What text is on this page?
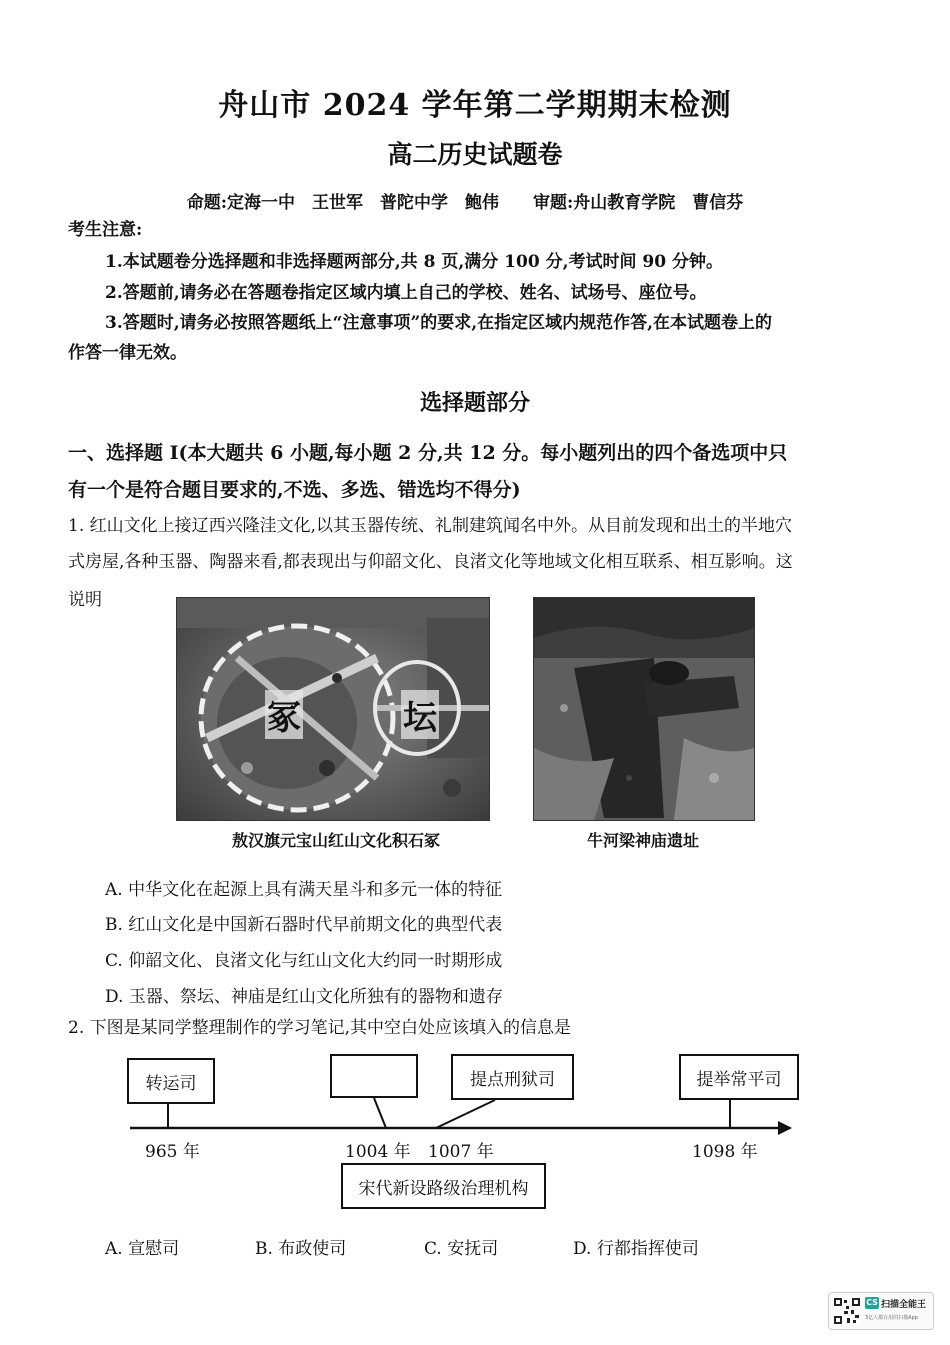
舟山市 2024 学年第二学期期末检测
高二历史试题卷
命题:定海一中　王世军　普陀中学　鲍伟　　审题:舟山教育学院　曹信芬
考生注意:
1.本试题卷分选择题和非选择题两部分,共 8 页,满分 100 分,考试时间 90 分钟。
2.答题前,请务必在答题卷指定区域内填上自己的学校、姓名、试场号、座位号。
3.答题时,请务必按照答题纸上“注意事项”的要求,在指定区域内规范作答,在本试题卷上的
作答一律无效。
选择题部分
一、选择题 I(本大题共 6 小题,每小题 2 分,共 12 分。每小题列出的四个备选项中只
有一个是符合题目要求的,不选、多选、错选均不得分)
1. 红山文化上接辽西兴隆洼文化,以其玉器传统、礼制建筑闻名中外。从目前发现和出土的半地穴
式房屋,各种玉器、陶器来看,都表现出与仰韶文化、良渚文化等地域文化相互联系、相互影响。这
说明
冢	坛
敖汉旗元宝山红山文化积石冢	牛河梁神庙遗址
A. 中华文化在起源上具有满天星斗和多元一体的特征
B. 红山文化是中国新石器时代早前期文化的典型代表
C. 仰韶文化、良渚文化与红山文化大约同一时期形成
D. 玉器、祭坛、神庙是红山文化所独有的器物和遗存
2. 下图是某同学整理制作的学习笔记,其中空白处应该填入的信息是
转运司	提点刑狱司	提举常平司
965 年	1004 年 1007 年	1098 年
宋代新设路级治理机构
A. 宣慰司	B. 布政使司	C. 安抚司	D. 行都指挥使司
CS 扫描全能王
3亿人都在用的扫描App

::::::::

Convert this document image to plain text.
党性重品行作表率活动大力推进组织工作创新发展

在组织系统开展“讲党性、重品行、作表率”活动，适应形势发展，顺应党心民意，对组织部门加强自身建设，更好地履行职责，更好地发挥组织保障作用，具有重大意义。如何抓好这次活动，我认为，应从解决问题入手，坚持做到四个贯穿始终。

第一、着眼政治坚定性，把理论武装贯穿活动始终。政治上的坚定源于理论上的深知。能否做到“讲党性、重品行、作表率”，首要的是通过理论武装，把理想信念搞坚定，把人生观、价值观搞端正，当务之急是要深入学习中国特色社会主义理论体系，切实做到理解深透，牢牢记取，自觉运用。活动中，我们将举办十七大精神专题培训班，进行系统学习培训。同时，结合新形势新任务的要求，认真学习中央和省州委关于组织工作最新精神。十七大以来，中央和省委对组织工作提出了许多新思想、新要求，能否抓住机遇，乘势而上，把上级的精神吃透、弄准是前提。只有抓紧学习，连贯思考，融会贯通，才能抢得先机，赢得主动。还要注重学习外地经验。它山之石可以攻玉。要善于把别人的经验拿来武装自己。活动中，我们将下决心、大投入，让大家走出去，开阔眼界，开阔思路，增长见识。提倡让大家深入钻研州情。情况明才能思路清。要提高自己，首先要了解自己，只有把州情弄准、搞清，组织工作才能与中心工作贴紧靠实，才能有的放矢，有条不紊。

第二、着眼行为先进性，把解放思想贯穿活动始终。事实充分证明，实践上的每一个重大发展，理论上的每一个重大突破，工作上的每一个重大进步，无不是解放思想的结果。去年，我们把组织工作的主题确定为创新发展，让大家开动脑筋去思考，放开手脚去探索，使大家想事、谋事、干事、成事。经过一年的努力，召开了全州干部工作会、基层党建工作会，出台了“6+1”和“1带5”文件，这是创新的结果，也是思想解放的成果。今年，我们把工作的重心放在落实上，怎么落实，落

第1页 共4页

::::::::

Brief
Pick out the lines that contain "text" and copy them.

Solved problem
What text is on this page?
Convert this document image to plain text.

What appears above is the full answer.